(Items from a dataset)
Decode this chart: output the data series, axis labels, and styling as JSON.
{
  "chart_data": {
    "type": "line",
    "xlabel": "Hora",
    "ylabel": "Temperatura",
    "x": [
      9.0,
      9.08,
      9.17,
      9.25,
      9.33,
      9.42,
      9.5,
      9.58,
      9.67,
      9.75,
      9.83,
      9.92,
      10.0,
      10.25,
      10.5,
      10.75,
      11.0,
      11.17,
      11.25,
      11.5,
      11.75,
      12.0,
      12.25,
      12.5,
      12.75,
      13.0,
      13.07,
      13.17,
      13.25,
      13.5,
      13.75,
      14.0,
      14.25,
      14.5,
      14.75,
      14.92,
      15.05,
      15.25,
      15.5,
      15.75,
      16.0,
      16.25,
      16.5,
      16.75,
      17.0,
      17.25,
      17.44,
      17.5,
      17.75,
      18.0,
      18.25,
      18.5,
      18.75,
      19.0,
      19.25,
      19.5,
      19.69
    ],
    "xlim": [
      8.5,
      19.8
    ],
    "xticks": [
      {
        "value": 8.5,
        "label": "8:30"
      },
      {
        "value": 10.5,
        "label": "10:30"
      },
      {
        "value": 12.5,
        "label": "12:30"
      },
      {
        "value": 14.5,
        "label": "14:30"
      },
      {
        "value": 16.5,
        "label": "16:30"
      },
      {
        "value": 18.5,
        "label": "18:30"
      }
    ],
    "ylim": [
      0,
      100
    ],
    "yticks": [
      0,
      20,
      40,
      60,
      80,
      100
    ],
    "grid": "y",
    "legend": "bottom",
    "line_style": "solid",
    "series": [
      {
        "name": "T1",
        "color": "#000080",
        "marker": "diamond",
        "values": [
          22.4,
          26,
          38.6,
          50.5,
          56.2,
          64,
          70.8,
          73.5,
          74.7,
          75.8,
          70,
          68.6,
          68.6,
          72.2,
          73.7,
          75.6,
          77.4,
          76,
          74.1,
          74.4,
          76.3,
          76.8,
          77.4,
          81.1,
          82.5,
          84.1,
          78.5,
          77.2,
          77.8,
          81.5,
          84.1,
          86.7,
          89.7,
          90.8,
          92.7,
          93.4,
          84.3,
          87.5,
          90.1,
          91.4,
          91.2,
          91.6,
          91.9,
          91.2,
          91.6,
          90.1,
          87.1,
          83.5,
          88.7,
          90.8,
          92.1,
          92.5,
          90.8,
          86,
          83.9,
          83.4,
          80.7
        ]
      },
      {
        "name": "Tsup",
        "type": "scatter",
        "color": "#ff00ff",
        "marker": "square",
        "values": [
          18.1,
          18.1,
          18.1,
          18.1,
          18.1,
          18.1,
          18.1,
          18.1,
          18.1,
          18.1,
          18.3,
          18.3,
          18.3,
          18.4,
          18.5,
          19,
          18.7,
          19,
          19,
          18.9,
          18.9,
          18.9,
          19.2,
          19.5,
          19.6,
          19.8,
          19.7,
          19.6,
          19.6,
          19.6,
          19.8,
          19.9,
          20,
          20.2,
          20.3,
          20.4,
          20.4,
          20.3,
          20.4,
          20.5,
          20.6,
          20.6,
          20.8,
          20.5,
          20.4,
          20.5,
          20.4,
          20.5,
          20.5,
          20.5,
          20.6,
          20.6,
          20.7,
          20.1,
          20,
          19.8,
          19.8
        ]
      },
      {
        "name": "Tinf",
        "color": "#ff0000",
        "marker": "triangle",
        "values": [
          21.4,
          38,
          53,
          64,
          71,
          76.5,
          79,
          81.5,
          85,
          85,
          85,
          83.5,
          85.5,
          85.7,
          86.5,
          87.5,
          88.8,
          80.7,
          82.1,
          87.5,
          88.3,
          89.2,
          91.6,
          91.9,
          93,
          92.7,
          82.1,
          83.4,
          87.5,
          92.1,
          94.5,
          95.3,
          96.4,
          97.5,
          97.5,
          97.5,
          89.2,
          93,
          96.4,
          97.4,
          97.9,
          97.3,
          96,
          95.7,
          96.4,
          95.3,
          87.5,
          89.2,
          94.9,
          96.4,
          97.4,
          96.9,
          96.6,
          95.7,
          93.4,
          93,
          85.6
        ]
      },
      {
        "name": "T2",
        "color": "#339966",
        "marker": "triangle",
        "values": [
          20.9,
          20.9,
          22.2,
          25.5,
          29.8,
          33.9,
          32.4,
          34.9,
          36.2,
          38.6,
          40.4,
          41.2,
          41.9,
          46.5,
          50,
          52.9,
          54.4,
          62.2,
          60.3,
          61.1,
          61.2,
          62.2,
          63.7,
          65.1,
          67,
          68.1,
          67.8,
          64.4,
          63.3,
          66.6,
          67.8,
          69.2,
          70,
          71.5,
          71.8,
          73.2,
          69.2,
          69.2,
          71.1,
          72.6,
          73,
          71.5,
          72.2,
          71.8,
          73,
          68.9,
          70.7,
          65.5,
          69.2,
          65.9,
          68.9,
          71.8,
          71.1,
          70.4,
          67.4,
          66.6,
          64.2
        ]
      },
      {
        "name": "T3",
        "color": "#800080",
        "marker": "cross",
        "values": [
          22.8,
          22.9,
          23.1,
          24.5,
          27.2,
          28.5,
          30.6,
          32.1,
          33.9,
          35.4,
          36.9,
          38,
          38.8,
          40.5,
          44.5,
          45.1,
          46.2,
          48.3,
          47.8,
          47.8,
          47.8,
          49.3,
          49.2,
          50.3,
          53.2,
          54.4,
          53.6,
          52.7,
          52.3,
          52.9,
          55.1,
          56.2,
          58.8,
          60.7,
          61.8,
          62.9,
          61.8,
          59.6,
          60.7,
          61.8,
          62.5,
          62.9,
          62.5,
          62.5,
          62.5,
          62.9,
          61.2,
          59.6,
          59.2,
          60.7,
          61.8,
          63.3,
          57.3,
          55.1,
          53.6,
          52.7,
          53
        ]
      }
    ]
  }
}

[Given instruction]: Look through the entries and find each line that has the string "marker". Copy those lines.

[Expected output]:
        "marker": "diamond",
        "marker": "square",
        "marker": "triangle",
        "marker": "triangle",
        "marker": "cross",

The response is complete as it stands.